WHAT YOU HAVE TO DO: Go through the material and pull out every line with the string "Clyde" in it.

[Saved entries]
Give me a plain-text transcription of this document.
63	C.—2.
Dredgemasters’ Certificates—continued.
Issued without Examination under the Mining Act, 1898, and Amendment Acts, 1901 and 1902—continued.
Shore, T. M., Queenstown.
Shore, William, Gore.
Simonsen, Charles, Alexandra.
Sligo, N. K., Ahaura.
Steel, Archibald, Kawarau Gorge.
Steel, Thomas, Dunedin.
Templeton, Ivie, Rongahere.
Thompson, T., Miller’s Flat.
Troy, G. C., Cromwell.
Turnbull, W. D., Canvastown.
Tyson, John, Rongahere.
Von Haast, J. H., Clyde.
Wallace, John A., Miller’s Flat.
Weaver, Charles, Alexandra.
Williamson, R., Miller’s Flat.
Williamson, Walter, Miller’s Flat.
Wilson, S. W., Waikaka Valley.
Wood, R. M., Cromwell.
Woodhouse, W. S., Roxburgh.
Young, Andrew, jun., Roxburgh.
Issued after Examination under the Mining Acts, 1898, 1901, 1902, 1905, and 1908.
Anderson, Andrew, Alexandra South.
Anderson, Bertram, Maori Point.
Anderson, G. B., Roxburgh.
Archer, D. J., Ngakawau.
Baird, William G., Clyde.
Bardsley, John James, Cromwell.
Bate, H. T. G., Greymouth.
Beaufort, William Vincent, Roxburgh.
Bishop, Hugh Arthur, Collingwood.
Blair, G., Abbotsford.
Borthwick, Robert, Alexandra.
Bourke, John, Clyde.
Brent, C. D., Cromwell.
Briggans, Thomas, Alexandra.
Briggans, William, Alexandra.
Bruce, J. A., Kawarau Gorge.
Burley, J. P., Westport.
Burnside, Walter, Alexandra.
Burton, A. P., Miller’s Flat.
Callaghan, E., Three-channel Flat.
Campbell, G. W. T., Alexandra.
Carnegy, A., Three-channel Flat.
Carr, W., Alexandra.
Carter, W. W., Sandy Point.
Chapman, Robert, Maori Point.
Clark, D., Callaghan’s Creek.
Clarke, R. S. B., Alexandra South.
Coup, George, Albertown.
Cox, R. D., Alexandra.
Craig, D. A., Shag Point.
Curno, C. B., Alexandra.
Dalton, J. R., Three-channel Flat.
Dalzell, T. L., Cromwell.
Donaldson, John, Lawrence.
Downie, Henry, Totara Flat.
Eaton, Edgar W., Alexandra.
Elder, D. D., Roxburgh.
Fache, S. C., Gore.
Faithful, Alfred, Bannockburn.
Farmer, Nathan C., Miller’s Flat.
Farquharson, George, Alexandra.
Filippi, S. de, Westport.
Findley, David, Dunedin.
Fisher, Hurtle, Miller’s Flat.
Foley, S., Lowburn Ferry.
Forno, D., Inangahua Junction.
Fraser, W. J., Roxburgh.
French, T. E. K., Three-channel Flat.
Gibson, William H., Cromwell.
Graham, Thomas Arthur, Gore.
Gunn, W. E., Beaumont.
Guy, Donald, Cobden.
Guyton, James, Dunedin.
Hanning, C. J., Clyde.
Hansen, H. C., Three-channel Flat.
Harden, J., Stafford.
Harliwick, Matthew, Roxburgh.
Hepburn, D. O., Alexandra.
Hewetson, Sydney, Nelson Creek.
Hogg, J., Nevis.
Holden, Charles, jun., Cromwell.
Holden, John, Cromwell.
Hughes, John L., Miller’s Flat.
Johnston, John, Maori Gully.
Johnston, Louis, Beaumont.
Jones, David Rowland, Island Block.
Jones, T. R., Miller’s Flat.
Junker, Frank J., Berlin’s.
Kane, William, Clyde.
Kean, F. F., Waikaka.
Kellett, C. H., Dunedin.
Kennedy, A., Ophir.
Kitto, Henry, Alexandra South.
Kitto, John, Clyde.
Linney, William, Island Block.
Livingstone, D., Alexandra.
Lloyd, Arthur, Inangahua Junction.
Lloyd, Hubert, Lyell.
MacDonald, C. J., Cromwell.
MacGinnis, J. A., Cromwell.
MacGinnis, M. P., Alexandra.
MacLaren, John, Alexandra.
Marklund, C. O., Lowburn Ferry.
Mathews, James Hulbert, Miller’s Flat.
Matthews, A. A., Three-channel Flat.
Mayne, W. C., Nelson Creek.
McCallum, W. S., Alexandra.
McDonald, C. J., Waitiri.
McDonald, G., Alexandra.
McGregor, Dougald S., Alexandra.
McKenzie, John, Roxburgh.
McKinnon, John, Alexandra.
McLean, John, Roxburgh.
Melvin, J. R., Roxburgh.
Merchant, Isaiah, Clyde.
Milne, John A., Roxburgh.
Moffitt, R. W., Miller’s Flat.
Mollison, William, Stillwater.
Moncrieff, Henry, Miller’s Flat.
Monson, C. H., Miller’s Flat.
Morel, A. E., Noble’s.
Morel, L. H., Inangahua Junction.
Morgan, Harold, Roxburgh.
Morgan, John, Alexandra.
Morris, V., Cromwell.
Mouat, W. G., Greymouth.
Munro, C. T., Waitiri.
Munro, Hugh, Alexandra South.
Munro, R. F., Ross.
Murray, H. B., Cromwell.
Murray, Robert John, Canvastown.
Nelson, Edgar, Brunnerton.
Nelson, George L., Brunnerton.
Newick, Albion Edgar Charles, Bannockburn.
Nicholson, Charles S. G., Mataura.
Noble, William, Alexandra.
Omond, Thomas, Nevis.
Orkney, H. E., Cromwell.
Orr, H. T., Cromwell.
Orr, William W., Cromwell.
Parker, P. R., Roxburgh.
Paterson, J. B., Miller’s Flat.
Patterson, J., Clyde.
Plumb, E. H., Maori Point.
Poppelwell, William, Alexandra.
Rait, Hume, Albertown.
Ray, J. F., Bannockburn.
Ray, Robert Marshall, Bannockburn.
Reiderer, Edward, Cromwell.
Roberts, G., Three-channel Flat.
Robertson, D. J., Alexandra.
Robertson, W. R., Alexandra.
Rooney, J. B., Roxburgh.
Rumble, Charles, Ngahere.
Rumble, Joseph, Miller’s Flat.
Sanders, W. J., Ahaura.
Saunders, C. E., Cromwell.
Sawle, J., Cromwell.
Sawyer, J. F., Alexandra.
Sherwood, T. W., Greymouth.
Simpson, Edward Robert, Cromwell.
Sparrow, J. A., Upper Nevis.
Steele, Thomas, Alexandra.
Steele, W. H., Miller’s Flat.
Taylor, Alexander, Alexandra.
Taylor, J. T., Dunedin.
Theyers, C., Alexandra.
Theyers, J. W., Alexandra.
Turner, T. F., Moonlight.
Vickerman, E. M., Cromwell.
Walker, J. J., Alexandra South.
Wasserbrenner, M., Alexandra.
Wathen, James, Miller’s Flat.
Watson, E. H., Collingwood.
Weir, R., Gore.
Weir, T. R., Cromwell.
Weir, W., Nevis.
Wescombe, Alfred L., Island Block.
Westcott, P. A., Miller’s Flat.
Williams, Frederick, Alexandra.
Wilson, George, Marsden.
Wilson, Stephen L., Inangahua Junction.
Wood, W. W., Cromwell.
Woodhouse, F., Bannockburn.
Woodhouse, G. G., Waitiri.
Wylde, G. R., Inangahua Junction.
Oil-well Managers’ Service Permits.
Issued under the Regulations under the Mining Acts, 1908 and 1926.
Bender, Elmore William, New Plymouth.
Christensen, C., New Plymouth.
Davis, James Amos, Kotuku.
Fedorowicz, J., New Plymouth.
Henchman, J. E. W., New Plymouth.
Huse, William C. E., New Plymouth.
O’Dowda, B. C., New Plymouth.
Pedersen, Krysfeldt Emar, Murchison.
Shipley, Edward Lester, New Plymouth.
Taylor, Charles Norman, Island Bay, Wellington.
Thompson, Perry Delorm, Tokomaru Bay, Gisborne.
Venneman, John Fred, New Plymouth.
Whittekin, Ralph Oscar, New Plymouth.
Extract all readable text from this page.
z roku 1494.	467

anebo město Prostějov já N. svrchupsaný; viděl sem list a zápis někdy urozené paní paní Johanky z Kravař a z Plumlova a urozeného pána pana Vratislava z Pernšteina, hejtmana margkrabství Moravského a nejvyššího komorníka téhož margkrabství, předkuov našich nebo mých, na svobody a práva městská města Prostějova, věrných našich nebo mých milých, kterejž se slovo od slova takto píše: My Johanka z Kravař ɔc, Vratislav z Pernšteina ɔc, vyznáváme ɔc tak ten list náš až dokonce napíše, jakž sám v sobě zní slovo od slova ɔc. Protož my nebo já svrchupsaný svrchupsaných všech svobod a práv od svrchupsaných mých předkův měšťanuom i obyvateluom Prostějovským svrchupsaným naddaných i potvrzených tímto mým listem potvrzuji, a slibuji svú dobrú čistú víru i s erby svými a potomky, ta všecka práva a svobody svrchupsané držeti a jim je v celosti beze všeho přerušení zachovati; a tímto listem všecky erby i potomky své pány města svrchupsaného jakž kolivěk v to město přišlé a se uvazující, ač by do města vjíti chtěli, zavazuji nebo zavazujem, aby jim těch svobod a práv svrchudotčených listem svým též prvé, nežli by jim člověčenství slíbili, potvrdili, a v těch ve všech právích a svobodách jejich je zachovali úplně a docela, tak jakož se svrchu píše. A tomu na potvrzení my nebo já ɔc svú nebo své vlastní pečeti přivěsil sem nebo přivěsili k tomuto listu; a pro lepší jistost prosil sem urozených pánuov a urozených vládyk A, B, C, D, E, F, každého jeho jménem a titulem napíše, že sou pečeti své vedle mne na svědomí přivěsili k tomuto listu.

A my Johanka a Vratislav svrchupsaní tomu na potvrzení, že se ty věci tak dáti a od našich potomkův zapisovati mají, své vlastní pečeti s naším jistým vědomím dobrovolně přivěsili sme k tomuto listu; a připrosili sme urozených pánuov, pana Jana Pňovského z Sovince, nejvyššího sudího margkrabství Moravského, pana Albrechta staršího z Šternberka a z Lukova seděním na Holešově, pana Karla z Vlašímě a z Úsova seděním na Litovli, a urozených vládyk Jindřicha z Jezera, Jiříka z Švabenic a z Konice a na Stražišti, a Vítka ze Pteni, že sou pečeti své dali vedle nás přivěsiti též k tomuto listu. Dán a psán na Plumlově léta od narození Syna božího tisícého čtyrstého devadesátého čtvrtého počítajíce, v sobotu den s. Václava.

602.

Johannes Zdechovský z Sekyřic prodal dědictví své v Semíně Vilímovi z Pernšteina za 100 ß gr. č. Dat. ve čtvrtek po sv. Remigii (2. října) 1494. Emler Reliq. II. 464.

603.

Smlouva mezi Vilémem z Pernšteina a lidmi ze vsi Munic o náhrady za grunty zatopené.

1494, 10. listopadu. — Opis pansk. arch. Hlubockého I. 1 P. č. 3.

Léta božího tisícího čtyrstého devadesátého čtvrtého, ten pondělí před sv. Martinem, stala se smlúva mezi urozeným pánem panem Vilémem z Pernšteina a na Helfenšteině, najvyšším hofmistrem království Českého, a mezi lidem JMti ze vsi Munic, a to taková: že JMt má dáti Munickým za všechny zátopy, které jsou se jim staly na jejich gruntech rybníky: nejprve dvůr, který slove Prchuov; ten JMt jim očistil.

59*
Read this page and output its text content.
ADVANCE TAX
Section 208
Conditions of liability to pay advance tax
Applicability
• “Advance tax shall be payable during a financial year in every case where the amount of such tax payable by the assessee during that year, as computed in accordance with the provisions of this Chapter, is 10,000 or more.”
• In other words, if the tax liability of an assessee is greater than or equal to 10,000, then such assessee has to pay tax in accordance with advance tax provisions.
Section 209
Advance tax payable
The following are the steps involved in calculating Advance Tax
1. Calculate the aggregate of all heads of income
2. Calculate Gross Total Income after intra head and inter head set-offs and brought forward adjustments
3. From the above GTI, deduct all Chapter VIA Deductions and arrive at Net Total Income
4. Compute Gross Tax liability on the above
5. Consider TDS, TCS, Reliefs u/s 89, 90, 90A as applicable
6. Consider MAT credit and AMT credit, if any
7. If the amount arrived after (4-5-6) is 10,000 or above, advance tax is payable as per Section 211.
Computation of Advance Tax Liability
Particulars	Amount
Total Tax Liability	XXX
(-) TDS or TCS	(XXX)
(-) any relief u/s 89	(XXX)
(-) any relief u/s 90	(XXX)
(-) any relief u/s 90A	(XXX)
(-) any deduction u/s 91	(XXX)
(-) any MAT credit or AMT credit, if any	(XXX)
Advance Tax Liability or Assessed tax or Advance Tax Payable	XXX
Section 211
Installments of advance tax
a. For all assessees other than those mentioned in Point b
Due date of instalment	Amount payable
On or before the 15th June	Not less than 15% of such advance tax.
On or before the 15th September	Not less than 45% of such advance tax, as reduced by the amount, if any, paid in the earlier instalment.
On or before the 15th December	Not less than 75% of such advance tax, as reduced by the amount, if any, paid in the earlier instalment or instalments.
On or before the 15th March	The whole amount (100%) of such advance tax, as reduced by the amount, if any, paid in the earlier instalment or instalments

RESULT BELOW:
Von Haast, J. H., Clyde.
Baird, William G., Clyde.
Bourke, John, Clyde.
Hanning, C. J., Clyde.
Kane, William, Clyde.
Kitto, John, Clyde.
Merchant, Isaiah, Clyde.
Patterson, J., Clyde.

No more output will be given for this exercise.